• _Exercise brief_
Gather each line in the entries that includes the string "more".

• _Data rows_
....

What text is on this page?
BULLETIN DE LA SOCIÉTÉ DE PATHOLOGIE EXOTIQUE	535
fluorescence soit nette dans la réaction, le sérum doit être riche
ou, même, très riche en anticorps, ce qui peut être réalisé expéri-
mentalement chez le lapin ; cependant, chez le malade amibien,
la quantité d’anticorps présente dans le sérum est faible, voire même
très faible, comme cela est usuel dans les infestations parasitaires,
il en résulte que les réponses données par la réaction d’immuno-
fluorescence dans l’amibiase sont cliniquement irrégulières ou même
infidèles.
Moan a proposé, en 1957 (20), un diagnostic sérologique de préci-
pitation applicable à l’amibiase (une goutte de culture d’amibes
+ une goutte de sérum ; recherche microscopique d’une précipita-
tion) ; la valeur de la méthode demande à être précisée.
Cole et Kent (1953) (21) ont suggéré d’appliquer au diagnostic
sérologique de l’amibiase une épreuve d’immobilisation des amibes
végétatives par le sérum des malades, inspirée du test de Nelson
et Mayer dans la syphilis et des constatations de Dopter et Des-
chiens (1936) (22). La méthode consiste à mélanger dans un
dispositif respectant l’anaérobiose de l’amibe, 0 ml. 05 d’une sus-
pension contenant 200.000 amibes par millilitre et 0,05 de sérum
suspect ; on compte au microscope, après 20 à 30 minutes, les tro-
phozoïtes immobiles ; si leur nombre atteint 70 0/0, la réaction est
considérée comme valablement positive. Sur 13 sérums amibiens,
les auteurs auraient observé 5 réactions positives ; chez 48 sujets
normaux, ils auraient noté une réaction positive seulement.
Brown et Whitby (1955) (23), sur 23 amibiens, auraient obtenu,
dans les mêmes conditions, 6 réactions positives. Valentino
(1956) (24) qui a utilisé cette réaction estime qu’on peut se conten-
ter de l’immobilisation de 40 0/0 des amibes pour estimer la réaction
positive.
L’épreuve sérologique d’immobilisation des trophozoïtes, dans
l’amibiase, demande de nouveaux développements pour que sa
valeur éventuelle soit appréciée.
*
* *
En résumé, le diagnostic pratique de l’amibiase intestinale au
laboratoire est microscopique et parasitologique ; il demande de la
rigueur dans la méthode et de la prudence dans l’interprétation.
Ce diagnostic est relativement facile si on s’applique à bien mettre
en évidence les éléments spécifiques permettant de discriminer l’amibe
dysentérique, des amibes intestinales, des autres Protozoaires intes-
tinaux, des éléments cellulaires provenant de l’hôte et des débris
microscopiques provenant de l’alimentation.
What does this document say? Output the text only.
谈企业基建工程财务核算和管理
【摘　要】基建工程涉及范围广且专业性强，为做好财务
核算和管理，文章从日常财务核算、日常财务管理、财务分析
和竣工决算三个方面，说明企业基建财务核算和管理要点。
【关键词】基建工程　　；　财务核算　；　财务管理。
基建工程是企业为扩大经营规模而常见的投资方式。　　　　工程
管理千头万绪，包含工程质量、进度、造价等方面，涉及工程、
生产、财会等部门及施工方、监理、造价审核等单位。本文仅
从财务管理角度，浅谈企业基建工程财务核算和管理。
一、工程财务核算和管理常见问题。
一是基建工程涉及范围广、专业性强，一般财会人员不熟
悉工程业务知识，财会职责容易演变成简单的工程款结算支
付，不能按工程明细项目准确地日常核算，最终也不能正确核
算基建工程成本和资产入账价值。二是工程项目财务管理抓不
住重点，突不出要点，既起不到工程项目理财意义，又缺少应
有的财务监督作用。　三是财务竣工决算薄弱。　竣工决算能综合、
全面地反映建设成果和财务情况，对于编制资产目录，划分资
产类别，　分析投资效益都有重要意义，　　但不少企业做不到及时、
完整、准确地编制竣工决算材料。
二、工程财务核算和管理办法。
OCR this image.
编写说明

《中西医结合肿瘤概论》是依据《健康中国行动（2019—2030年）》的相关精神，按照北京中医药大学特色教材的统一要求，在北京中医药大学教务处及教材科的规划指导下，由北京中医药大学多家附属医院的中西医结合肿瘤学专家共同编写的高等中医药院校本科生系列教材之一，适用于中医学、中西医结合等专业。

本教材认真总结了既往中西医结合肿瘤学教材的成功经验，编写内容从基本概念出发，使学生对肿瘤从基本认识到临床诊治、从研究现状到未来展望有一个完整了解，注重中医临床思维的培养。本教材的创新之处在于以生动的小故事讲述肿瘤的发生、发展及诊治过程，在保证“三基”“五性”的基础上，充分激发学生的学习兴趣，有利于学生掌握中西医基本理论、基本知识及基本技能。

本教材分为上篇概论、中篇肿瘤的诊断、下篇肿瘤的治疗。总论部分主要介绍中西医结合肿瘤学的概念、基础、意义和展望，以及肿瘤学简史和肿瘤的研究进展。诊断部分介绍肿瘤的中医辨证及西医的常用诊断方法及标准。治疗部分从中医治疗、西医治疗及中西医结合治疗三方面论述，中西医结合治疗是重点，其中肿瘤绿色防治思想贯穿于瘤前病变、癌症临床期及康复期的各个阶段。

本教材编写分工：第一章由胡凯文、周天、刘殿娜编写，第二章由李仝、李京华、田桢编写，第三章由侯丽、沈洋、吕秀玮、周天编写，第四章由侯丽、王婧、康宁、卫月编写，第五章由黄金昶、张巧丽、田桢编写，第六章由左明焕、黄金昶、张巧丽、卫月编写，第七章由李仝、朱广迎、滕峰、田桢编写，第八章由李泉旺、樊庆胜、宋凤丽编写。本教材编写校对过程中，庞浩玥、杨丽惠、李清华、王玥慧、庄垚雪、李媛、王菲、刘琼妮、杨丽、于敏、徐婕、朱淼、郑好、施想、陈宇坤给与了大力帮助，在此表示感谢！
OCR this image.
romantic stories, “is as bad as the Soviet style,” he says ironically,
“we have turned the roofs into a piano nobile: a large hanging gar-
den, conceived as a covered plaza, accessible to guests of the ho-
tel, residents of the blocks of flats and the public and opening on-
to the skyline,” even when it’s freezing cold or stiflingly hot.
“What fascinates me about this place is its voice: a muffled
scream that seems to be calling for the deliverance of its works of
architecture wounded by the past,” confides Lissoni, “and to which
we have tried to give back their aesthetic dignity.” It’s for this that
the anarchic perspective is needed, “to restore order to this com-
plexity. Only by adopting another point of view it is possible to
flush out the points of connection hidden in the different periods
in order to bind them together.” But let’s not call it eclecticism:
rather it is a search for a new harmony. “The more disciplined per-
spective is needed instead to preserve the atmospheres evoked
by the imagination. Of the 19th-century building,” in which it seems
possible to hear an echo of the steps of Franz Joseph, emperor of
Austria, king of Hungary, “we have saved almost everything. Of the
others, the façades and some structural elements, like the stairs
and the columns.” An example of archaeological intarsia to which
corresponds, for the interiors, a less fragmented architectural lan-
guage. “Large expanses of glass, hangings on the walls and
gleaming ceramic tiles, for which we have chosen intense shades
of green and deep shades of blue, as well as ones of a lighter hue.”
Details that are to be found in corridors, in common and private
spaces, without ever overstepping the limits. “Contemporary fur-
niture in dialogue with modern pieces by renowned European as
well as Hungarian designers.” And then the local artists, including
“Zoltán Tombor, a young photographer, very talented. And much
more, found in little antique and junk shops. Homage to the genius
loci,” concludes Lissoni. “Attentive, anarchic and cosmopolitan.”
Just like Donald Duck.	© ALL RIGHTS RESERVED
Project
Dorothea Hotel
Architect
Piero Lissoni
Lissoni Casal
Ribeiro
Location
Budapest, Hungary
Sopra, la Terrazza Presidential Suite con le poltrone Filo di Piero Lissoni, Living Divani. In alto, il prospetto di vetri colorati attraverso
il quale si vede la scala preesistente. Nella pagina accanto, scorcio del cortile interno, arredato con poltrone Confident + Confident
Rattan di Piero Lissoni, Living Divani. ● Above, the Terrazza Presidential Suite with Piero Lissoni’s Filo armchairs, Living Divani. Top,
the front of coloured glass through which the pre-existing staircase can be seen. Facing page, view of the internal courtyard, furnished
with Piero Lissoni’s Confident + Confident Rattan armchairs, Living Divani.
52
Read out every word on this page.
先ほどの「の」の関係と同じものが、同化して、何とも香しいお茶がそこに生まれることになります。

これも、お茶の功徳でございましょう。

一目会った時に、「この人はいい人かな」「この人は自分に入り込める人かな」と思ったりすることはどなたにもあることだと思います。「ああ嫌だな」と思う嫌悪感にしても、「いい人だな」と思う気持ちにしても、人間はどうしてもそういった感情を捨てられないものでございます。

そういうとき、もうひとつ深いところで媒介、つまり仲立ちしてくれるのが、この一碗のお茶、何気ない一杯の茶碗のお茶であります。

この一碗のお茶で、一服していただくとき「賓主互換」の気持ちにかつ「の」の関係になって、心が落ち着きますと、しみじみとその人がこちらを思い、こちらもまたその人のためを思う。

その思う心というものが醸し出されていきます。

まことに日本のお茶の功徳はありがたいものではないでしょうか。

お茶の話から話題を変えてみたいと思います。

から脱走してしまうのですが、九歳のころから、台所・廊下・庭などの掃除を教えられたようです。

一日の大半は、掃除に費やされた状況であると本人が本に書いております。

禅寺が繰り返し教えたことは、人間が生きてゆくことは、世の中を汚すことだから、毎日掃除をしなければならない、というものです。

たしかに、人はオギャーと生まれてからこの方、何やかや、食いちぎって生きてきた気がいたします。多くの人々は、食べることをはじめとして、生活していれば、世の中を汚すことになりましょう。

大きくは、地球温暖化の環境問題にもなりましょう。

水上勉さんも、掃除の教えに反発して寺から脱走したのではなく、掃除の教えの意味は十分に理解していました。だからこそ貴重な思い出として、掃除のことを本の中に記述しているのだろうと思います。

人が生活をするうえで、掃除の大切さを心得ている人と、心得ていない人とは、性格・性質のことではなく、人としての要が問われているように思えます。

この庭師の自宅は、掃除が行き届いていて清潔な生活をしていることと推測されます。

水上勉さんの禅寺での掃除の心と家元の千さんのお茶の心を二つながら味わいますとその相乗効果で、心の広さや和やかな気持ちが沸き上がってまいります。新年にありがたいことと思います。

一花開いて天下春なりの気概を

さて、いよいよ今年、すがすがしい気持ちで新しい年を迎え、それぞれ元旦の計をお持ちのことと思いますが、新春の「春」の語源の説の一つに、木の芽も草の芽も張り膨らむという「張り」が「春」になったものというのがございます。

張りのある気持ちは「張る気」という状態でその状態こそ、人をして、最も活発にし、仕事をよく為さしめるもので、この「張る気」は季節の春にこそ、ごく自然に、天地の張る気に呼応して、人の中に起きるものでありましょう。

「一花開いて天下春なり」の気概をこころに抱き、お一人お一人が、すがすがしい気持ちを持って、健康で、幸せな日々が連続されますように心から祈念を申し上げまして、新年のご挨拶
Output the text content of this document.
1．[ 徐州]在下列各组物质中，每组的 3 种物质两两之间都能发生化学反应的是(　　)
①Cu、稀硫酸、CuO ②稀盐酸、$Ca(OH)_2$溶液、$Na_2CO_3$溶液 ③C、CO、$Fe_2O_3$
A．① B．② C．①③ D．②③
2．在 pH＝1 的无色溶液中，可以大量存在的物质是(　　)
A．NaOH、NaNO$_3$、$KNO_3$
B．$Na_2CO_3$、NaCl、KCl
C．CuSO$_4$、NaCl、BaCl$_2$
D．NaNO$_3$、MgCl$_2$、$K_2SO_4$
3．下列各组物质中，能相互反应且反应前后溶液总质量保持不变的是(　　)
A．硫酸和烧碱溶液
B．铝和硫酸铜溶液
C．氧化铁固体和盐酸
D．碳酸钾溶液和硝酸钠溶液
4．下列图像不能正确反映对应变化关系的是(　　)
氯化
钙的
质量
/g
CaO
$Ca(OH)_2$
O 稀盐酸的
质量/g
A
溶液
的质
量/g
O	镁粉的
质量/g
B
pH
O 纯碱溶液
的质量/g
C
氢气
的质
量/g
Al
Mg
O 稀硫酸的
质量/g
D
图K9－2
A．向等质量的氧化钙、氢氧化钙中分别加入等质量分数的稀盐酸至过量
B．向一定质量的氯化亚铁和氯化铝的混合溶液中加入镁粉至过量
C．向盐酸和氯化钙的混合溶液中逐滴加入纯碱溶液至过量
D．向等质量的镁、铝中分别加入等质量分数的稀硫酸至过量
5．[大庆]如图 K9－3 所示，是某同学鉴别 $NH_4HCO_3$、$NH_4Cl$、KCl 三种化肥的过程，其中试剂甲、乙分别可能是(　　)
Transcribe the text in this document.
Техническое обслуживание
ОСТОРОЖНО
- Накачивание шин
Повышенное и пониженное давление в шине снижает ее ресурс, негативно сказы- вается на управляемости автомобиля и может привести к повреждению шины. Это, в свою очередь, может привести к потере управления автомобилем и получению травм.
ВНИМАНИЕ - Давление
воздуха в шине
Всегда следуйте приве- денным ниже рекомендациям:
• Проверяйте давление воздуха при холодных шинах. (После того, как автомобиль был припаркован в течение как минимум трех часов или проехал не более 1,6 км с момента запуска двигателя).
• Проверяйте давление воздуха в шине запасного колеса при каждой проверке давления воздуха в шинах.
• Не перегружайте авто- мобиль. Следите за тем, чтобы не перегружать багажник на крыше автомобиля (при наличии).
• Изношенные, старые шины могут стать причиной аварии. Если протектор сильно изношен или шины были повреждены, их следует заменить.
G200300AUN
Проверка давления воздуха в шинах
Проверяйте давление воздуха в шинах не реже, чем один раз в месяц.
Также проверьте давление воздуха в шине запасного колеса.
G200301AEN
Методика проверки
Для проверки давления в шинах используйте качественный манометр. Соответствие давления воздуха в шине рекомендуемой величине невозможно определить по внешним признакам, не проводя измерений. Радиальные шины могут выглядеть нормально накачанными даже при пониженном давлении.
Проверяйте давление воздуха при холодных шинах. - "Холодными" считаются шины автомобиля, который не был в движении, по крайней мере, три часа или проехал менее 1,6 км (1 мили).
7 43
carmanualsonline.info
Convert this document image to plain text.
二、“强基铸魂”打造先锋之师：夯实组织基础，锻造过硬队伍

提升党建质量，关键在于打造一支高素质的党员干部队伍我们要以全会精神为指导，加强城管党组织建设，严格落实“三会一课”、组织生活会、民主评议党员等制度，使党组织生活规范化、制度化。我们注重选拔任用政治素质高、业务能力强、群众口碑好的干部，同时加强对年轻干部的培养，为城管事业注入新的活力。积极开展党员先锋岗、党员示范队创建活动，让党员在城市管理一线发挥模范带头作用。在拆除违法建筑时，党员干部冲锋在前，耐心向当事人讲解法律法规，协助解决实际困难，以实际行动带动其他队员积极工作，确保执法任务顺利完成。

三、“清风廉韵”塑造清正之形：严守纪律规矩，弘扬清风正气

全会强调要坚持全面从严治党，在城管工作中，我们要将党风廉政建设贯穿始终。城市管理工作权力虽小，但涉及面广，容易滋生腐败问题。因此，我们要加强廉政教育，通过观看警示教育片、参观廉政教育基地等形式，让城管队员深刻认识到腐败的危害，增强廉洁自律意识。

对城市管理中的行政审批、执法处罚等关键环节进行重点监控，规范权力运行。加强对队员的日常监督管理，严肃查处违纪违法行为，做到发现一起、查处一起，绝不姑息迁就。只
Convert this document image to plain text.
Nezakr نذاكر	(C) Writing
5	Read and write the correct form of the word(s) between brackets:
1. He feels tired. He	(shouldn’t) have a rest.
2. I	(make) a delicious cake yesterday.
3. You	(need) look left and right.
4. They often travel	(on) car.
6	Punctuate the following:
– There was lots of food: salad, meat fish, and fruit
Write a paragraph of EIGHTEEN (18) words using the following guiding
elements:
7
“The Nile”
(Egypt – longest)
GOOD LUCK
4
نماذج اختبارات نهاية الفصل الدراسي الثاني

....

• _Answer below_
rather it is a search for a new harmony. “The more disciplined per-
more, found in little antique and junk shops. Homage to the genius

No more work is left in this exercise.